━━ PROVIDED RECORDS

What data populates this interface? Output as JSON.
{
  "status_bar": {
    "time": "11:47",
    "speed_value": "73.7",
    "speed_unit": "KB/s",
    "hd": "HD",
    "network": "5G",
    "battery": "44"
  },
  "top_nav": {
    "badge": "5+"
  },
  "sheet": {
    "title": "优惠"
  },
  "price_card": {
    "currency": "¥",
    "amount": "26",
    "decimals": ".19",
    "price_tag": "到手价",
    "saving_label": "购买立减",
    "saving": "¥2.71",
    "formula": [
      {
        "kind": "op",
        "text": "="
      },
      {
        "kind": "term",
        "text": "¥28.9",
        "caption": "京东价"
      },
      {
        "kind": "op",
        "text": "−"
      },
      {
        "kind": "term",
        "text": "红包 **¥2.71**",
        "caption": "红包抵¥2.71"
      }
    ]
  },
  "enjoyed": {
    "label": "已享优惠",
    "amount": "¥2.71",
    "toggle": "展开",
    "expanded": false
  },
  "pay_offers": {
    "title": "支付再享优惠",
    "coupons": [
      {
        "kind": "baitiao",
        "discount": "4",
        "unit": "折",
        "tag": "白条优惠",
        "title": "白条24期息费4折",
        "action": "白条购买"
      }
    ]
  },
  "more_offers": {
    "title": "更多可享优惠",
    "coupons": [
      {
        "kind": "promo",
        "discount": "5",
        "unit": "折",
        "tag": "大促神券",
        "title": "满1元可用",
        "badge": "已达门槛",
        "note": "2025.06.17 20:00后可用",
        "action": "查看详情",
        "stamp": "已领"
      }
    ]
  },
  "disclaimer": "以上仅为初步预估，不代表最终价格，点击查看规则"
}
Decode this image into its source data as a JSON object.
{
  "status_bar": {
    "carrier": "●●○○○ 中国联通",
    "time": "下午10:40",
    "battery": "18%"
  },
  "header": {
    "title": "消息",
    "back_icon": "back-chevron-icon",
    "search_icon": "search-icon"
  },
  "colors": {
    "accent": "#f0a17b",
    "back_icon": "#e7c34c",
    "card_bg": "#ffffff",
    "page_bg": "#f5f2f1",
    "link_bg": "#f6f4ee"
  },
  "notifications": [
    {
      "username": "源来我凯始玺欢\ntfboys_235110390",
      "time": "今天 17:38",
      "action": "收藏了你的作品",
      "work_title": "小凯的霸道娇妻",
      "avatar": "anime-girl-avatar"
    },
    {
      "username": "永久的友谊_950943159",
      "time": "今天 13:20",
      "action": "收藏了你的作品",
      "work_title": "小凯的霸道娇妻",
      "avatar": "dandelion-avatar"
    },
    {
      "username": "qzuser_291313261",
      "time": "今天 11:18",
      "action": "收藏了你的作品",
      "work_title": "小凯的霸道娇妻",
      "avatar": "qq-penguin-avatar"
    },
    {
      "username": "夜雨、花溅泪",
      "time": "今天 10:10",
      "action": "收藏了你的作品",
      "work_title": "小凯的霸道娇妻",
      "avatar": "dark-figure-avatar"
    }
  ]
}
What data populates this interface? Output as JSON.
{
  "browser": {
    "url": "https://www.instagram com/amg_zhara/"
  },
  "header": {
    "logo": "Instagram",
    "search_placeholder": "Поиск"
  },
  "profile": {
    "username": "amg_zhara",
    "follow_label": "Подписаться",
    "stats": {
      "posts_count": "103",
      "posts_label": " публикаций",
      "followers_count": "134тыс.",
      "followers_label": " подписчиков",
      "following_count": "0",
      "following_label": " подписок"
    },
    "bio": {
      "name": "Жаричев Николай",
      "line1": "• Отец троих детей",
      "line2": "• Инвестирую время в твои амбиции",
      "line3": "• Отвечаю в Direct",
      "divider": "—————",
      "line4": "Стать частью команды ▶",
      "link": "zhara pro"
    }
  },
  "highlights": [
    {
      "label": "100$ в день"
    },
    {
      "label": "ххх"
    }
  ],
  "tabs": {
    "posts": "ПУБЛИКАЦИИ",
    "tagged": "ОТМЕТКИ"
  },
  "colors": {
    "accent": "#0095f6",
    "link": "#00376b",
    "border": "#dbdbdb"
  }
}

━━━━

REQUIREMENTS:
Report every line containing the word "username" from the listing above.

RESULT OF THIS TASK:
      "username": "源来我凯始玺欢\ntfboys_235110390",
      "username": "永久的友谊_950943159",
      "username": "qzuser_291313261",
      "username": "夜雨、花溅泪",
    "username": "amg_zhara",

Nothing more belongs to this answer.